Problem to work on: Search the material for the string "客户关系管理" and copy each line where it occurs.

Dataset items:

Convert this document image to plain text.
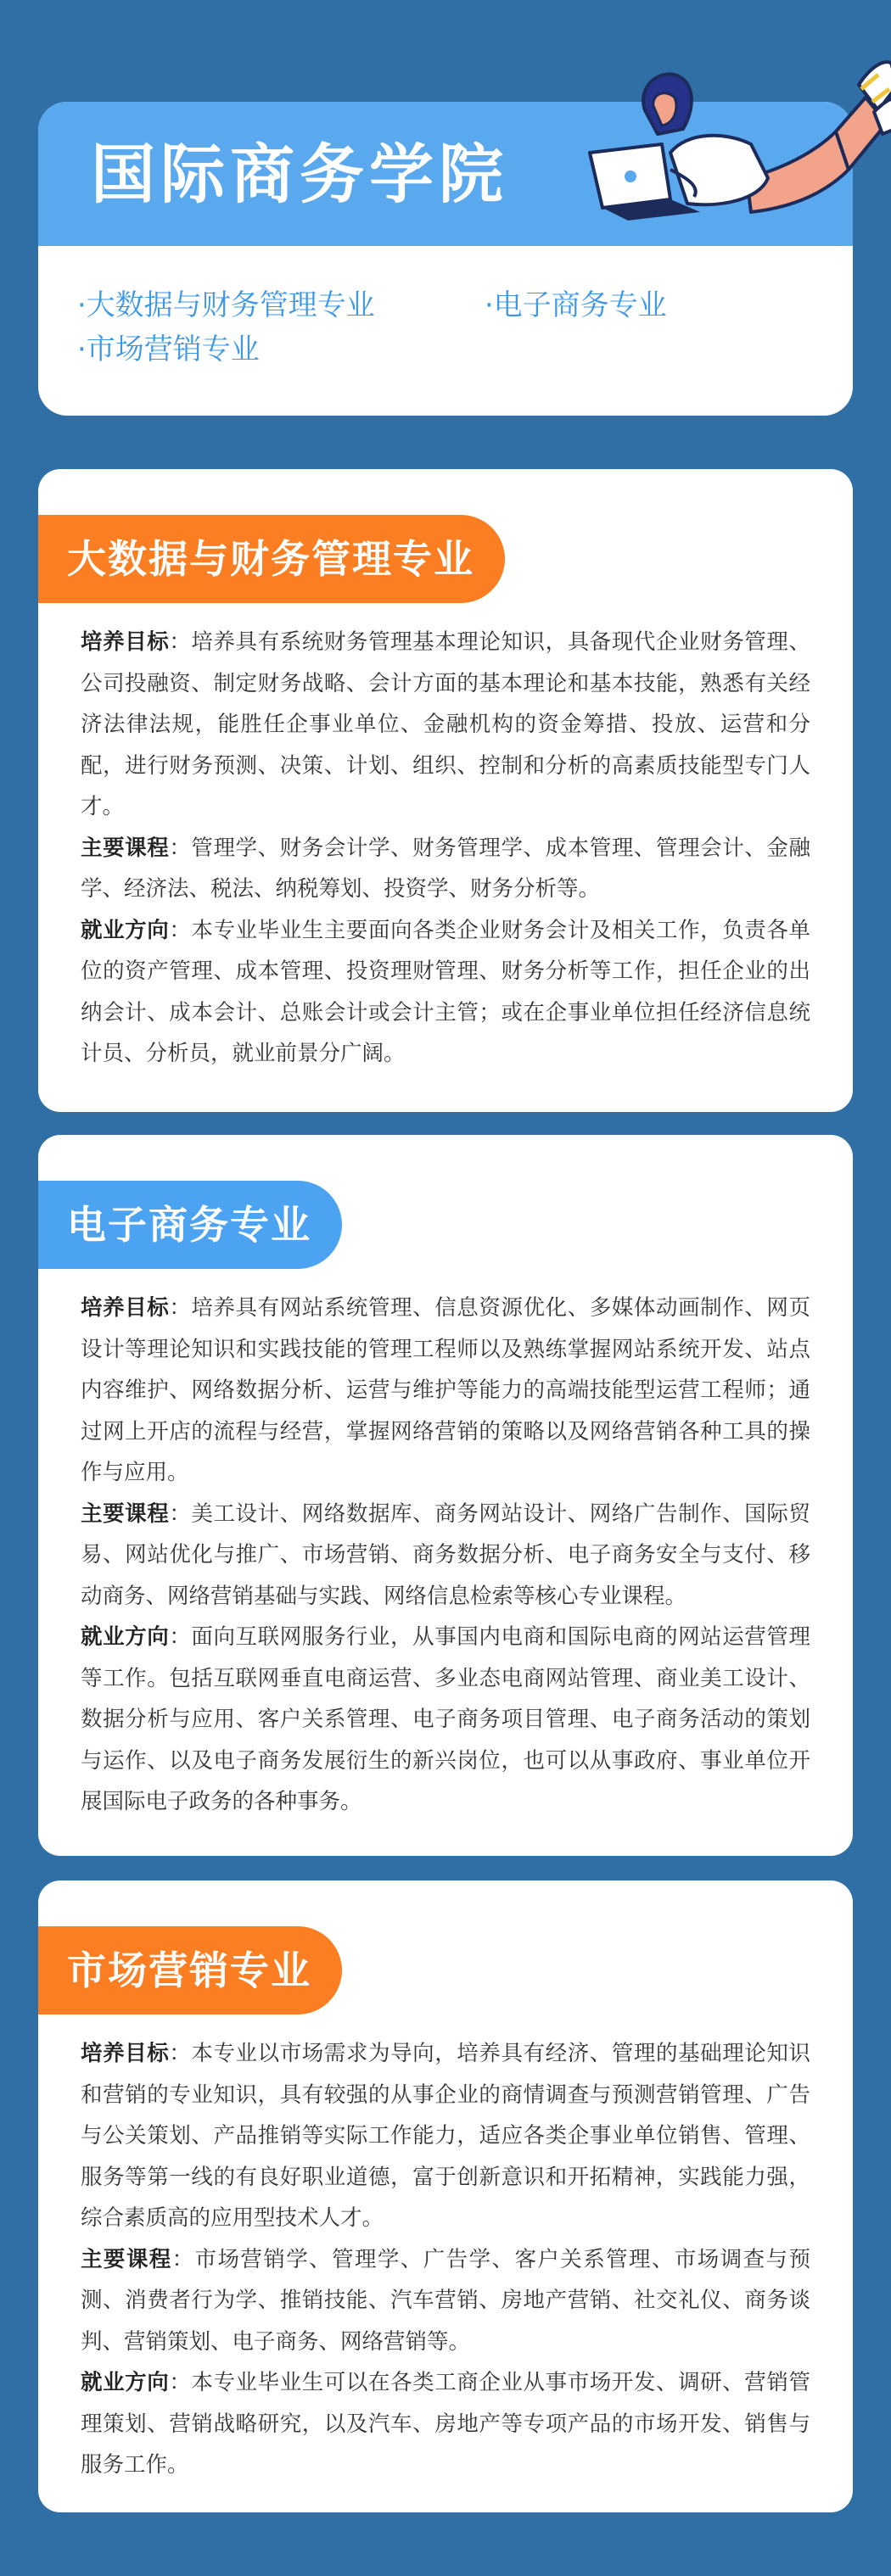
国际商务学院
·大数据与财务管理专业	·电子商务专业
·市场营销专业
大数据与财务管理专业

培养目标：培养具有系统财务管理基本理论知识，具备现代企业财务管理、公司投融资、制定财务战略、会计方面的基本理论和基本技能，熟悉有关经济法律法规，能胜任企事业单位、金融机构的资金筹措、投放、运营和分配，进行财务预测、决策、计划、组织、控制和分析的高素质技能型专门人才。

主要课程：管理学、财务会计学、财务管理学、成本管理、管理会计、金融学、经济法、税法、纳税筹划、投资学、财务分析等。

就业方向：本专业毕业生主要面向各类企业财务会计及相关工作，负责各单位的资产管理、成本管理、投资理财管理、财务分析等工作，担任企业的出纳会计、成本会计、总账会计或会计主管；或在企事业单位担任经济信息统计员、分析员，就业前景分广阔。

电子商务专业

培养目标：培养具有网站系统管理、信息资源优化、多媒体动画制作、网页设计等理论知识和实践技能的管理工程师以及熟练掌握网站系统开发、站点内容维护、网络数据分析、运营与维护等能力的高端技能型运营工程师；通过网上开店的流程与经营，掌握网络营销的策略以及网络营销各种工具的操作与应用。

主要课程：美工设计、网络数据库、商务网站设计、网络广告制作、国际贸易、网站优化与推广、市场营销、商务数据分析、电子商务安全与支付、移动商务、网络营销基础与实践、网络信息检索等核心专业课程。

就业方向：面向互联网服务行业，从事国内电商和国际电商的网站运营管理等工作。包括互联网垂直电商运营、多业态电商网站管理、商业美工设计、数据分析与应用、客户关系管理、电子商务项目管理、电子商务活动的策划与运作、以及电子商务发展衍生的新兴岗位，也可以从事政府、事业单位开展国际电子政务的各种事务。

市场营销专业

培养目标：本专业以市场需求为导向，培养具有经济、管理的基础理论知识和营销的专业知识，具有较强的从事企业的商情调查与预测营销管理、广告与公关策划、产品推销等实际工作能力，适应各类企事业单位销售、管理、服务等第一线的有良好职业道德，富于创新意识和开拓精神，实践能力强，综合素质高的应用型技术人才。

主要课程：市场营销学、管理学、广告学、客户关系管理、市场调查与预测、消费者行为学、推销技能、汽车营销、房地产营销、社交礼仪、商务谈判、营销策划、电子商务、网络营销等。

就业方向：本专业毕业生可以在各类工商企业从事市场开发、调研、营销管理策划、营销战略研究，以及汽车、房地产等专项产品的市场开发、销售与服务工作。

Task response:
就业方向：面向互联网服务行业，从事国内电商和国际电商的网站运营管理等工作。包括互联网垂直电商运营、多业态电商网站管理、商业美工设计、数据分析与应用、客户关系管理、电子商务项目管理、电子商务活动的策划与运作、以及电子商务发展衍生的新兴岗位，也可以从事政府、事业单位开展国际电子政务的各种事务。
主要课程：市场营销学、管理学、广告学、客户关系管理、市场调查与预测、消费者行为学、推销技能、汽车营销、房地产营销、社交礼仪、商务谈判、营销策划、电子商务、网络营销等。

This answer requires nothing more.